* Start MATERIAL FOR THIS TASK *

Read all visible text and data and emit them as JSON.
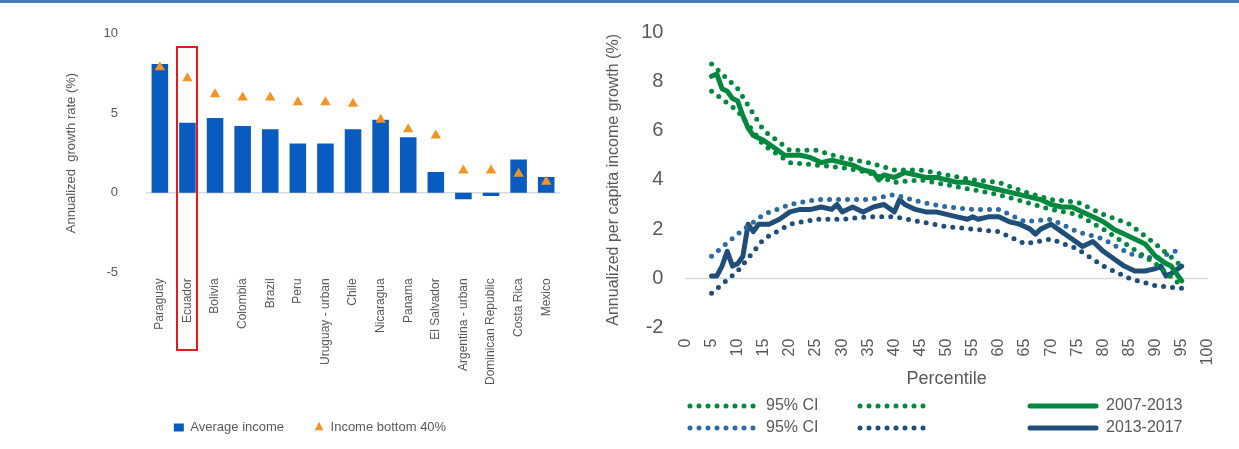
{
  "chart_data": [
    {
      "type": "bar",
      "ylabel": "Annualized  growth rate (%)",
      "categories": [
        "Paraguay",
        "Ecuador",
        "Bolivia",
        "Colombia",
        "Brazil",
        "Peru",
        "Uruguay - urban",
        "Chile",
        "Nicaragua",
        "Panama",
        "El Salvador",
        "Argentina - urban",
        "Dominican Republic",
        "Costa Rica",
        "Mexico"
      ],
      "series": [
        {
          "name": "Average income",
          "color": "#0a5bbf",
          "values": [
            8.1,
            4.4,
            4.7,
            4.2,
            4.0,
            3.1,
            3.1,
            4.0,
            4.6,
            3.5,
            1.3,
            -0.4,
            -0.2,
            2.1,
            1.0
          ]
        },
        {
          "name": "Income bottom 40%",
          "type": "scatter",
          "marker": "triangle",
          "color": "#f39325",
          "x": [
            "Paraguay",
            "Ecuador",
            "Bolivia",
            "Colombia",
            "Brazil",
            "Peru",
            "Uruguay - urban",
            "Chile",
            "Nicaragua",
            "Panama",
            "El Salvador",
            "Argentina - urban",
            "Dominican Republic",
            "Costa Rica",
            "Mexico"
          ],
          "values": [
            7.9,
            7.2,
            6.2,
            6.0,
            6.0,
            5.7,
            5.7,
            5.6,
            4.6,
            4.0,
            3.6,
            1.4,
            1.4,
            1.2,
            0.7
          ]
        }
      ],
      "ylim": [
        -5,
        10
      ],
      "yticks": [
        -5,
        0,
        5,
        10
      ],
      "grid": false,
      "legend": "bottom",
      "ref_lines": [
        {
          "axis": "y",
          "value": 0,
          "color": "#d9d9d9"
        }
      ]
    },
    {
      "type": "line",
      "xlabel": "Percentile",
      "ylabel": "Annualized per capita income growth (%)",
      "xlim": [
        0,
        100
      ],
      "xticks": [
        0,
        5,
        10,
        15,
        20,
        25,
        30,
        35,
        40,
        45,
        50,
        55,
        60,
        65,
        70,
        75,
        80,
        85,
        90,
        95,
        100
      ],
      "ylim": [
        -2,
        10
      ],
      "yticks": [
        -2,
        0,
        2,
        4,
        6,
        8,
        10
      ],
      "grid": false,
      "legend": "bottom",
      "ref_lines": [
        {
          "axis": "y",
          "value": 0,
          "color": "#d9d9d9"
        }
      ],
      "series": [
        {
          "name": "95% CI",
          "color": "#00893e",
          "line_style": "dotted",
          "x": [
            5,
            10,
            15,
            20,
            25,
            30,
            35,
            40,
            45,
            50,
            55,
            60,
            65,
            70,
            75,
            80,
            85,
            90,
            95
          ],
          "values": [
            8.7,
            7.7,
            6.0,
            5.2,
            5.2,
            4.9,
            4.7,
            4.4,
            4.4,
            4.2,
            4.0,
            3.9,
            3.5,
            3.2,
            3.1,
            2.6,
            2.2,
            1.4,
            0.5
          ]
        },
        {
          "color": "#00893e",
          "line_style": "dotted",
          "x": [
            5,
            10,
            15,
            20,
            25,
            30,
            35,
            40,
            45,
            50,
            55,
            60,
            65,
            70,
            75,
            80,
            85,
            90,
            95
          ],
          "values": [
            7.6,
            6.8,
            5.4,
            4.7,
            4.6,
            4.5,
            4.3,
            3.9,
            4.0,
            3.8,
            3.6,
            3.4,
            3.1,
            2.8,
            2.6,
            2.0,
            1.3,
            0.6,
            -0.3
          ]
        },
        {
          "name": "2007-2013",
          "color": "#00893e",
          "line_style": "solid",
          "x": [
            5,
            6,
            7,
            8,
            9,
            10,
            11,
            12,
            13,
            14,
            15,
            17,
            19,
            20,
            22,
            24,
            26,
            28,
            30,
            32,
            34,
            36,
            37,
            38,
            40,
            42,
            44,
            46,
            48,
            50,
            52,
            54,
            56,
            58,
            60,
            62,
            64,
            66,
            68,
            70,
            72,
            74,
            76,
            78,
            80,
            82,
            84,
            86,
            88,
            90,
            92,
            93,
            94,
            95
          ],
          "values": [
            8.2,
            8.3,
            7.7,
            7.6,
            7.3,
            7.2,
            6.6,
            6.1,
            5.8,
            5.7,
            5.6,
            5.3,
            5.0,
            5.0,
            5.0,
            4.9,
            4.7,
            4.8,
            4.7,
            4.6,
            4.4,
            4.3,
            4.0,
            4.2,
            4.1,
            4.3,
            4.2,
            4.1,
            4.1,
            4.0,
            3.9,
            3.9,
            3.8,
            3.7,
            3.6,
            3.5,
            3.4,
            3.3,
            3.2,
            3.0,
            2.9,
            2.9,
            2.7,
            2.5,
            2.3,
            2.0,
            1.8,
            1.6,
            1.4,
            0.9,
            0.6,
            0.5,
            0.2,
            -0.1
          ]
        },
        {
          "name": "95% CI",
          "color": "#2d6aa3",
          "line_style": "dotted",
          "x": [
            5,
            10,
            15,
            20,
            25,
            30,
            35,
            40,
            45,
            50,
            55,
            60,
            65,
            70,
            75,
            80,
            85,
            90,
            95
          ],
          "values": [
            0.9,
            1.8,
            2.6,
            3.0,
            3.2,
            3.2,
            3.2,
            3.4,
            3.1,
            2.9,
            2.8,
            2.8,
            2.3,
            2.4,
            1.9,
            1.6,
            1.0,
            0.8,
            1.2
          ]
        },
        {
          "color": "#1f4e79",
          "line_style": "dotted",
          "x": [
            5,
            10,
            15,
            20,
            25,
            30,
            35,
            40,
            45,
            50,
            55,
            60,
            65,
            70,
            75,
            80,
            85,
            90,
            95
          ],
          "values": [
            -0.6,
            0.3,
            1.6,
            2.2,
            2.4,
            2.4,
            2.5,
            2.5,
            2.3,
            2.1,
            2.0,
            1.9,
            1.4,
            1.6,
            1.2,
            0.5,
            0.0,
            -0.3,
            -0.4
          ]
        },
        {
          "name": "2013-2017",
          "color": "#1f4e79",
          "line_style": "solid",
          "x": [
            5,
            6,
            7,
            8,
            9,
            10,
            11,
            12,
            13,
            14,
            16,
            18,
            20,
            22,
            24,
            26,
            28,
            29,
            30,
            32,
            34,
            36,
            38,
            40,
            41,
            42,
            44,
            46,
            48,
            50,
            52,
            54,
            55,
            56,
            58,
            60,
            62,
            64,
            66,
            67,
            68,
            70,
            72,
            74,
            76,
            78,
            80,
            82,
            84,
            86,
            88,
            90,
            91,
            92,
            93,
            95
          ],
          "values": [
            0.1,
            0.1,
            0.5,
            1.1,
            0.5,
            0.6,
            0.9,
            2.2,
            1.9,
            2.2,
            2.2,
            2.4,
            2.7,
            2.8,
            2.8,
            2.9,
            2.8,
            3.0,
            2.7,
            2.9,
            2.7,
            2.9,
            3.0,
            2.7,
            3.2,
            3.0,
            2.8,
            2.7,
            2.7,
            2.6,
            2.5,
            2.4,
            2.5,
            2.4,
            2.5,
            2.5,
            2.3,
            2.2,
            2.0,
            1.8,
            2.0,
            2.2,
            1.9,
            1.6,
            1.3,
            1.5,
            1.1,
            0.8,
            0.5,
            0.3,
            0.3,
            0.4,
            0.5,
            0.1,
            0.2,
            0.5
          ]
        }
      ]
    }
  ]
}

* End MATERIAL FOR THIS TASK *

# DIRECTIONS
Reproduce the material above in full and without alteration, but skip all pictures.

# WRITTEN ANSWER
Read all visible text and data and emit them as JSON.
{
  "chart_data": [
    {
      "type": "bar",
      "ylabel": "Annualized  growth rate (%)",
      "categories": [
        "Paraguay",
        "Ecuador",
        "Bolivia",
        "Colombia",
        "Brazil",
        "Peru",
        "Uruguay - urban",
        "Chile",
        "Nicaragua",
        "Panama",
        "El Salvador",
        "Argentina - urban",
        "Dominican Republic",
        "Costa Rica",
        "Mexico"
      ],
      "series": [
        {
          "name": "Average income",
          "color": "#0a5bbf",
          "values": [
            8.1,
            4.4,
            4.7,
            4.2,
            4.0,
            3.1,
            3.1,
            4.0,
            4.6,
            3.5,
            1.3,
            -0.4,
            -0.2,
            2.1,
            1.0
          ]
        },
        {
          "name": "Income bottom 40%",
          "type": "scatter",
          "marker": "triangle",
          "color": "#f39325",
          "x": [
            "Paraguay",
            "Ecuador",
            "Bolivia",
            "Colombia",
            "Brazil",
            "Peru",
            "Uruguay - urban",
            "Chile",
            "Nicaragua",
            "Panama",
            "El Salvador",
            "Argentina - urban",
            "Dominican Republic",
            "Costa Rica",
            "Mexico"
          ],
          "values": [
            7.9,
            7.2,
            6.2,
            6.0,
            6.0,
            5.7,
            5.7,
            5.6,
            4.6,
            4.0,
            3.6,
            1.4,
            1.4,
            1.2,
            0.7
          ]
        }
      ],
      "ylim": [
        -5,
        10
      ],
      "yticks": [
        -5,
        0,
        5,
        10
      ],
      "grid": false,
      "legend": "bottom",
      "ref_lines": [
        {
          "axis": "y",
          "value": 0,
          "color": "#d9d9d9"
        }
      ]
    },
    {
      "type": "line",
      "xlabel": "Percentile",
      "ylabel": "Annualized per capita income growth (%)",
      "xlim": [
        0,
        100
      ],
      "xticks": [
        0,
        5,
        10,
        15,
        20,
        25,
        30,
        35,
        40,
        45,
        50,
        55,
        60,
        65,
        70,
        75,
        80,
        85,
        90,
        95,
        100
      ],
      "ylim": [
        -2,
        10
      ],
      "yticks": [
        -2,
        0,
        2,
        4,
        6,
        8,
        10
      ],
      "grid": false,
      "legend": "bottom",
      "ref_lines": [
        {
          "axis": "y",
          "value": 0,
          "color": "#d9d9d9"
        }
      ],
      "series": [
        {
          "name": "95% CI",
          "color": "#00893e",
          "line_style": "dotted",
          "x": [
            5,
            10,
            15,
            20,
            25,
            30,
            35,
            40,
            45,
            50,
            55,
            60,
            65,
            70,
            75,
            80,
            85,
            90,
            95
          ],
          "values": [
            8.7,
            7.7,
            6.0,
            5.2,
            5.2,
            4.9,
            4.7,
            4.4,
            4.4,
            4.2,
            4.0,
            3.9,
            3.5,
            3.2,
            3.1,
            2.6,
            2.2,
            1.4,
            0.5
          ]
        },
        {
          "color": "#00893e",
          "line_style": "dotted",
          "x": [
            5,
            10,
            15,
            20,
            25,
            30,
            35,
            40,
            45,
            50,
            55,
            60,
            65,
            70,
            75,
            80,
            85,
            90,
            95
          ],
          "values": [
            7.6,
            6.8,
            5.4,
            4.7,
            4.6,
            4.5,
            4.3,
            3.9,
            4.0,
            3.8,
            3.6,
            3.4,
            3.1,
            2.8,
            2.6,
            2.0,
            1.3,
            0.6,
            -0.3
          ]
        },
        {
          "name": "2007-2013",
          "color": "#00893e",
          "line_style": "solid",
          "x": [
            5,
            6,
            7,
            8,
            9,
            10,
            11,
            12,
            13,
            14,
            15,
            17,
            19,
            20,
            22,
            24,
            26,
            28,
            30,
            32,
            34,
            36,
            37,
            38,
            40,
            42,
            44,
            46,
            48,
            50,
            52,
            54,
            56,
            58,
            60,
            62,
            64,
            66,
            68,
            70,
            72,
            74,
            76,
            78,
            80,
            82,
            84,
            86,
            88,
            90,
            92,
            93,
            94,
            95
          ],
          "values": [
            8.2,
            8.3,
            7.7,
            7.6,
            7.3,
            7.2,
            6.6,
            6.1,
            5.8,
            5.7,
            5.6,
            5.3,
            5.0,
            5.0,
            5.0,
            4.9,
            4.7,
            4.8,
            4.7,
            4.6,
            4.4,
            4.3,
            4.0,
            4.2,
            4.1,
            4.3,
            4.2,
            4.1,
            4.1,
            4.0,
            3.9,
            3.9,
            3.8,
            3.7,
            3.6,
            3.5,
            3.4,
            3.3,
            3.2,
            3.0,
            2.9,
            2.9,
            2.7,
            2.5,
            2.3,
            2.0,
            1.8,
            1.6,
            1.4,
            0.9,
            0.6,
            0.5,
            0.2,
            -0.1
          ]
        },
        {
          "name": "95% CI",
          "color": "#2d6aa3",
          "line_style": "dotted",
          "x": [
            5,
            10,
            15,
            20,
            25,
            30,
            35,
            40,
            45,
            50,
            55,
            60,
            65,
            70,
            75,
            80,
            85,
            90,
            95
          ],
          "values": [
            0.9,
            1.8,
            2.6,
            3.0,
            3.2,
            3.2,
            3.2,
            3.4,
            3.1,
            2.9,
            2.8,
            2.8,
            2.3,
            2.4,
            1.9,
            1.6,
            1.0,
            0.8,
            1.2
          ]
        },
        {
          "color": "#1f4e79",
          "line_style": "dotted",
          "x": [
            5,
            10,
            15,
            20,
            25,
            30,
            35,
            40,
            45,
            50,
            55,
            60,
            65,
            70,
            75,
            80,
            85,
            90,
            95
          ],
          "values": [
            -0.6,
            0.3,
            1.6,
            2.2,
            2.4,
            2.4,
            2.5,
            2.5,
            2.3,
            2.1,
            2.0,
            1.9,
            1.4,
            1.6,
            1.2,
            0.5,
            0.0,
            -0.3,
            -0.4
          ]
        },
        {
          "name": "2013-2017",
          "color": "#1f4e79",
          "line_style": "solid",
          "x": [
            5,
            6,
            7,
            8,
            9,
            10,
            11,
            12,
            13,
            14,
            16,
            18,
            20,
            22,
            24,
            26,
            28,
            29,
            30,
            32,
            34,
            36,
            38,
            40,
            41,
            42,
            44,
            46,
            48,
            50,
            52,
            54,
            55,
            56,
            58,
            60,
            62,
            64,
            66,
            67,
            68,
            70,
            72,
            74,
            76,
            78,
            80,
            82,
            84,
            86,
            88,
            90,
            91,
            92,
            93,
            95
          ],
          "values": [
            0.1,
            0.1,
            0.5,
            1.1,
            0.5,
            0.6,
            0.9,
            2.2,
            1.9,
            2.2,
            2.2,
            2.4,
            2.7,
            2.8,
            2.8,
            2.9,
            2.8,
            3.0,
            2.7,
            2.9,
            2.7,
            2.9,
            3.0,
            2.7,
            3.2,
            3.0,
            2.8,
            2.7,
            2.7,
            2.6,
            2.5,
            2.4,
            2.5,
            2.4,
            2.5,
            2.5,
            2.3,
            2.2,
            2.0,
            1.8,
            2.0,
            2.2,
            1.9,
            1.6,
            1.3,
            1.5,
            1.1,
            0.8,
            0.5,
            0.3,
            0.3,
            0.4,
            0.5,
            0.1,
            0.2,
            0.5
          ]
        }
      ]
    }
  ]
}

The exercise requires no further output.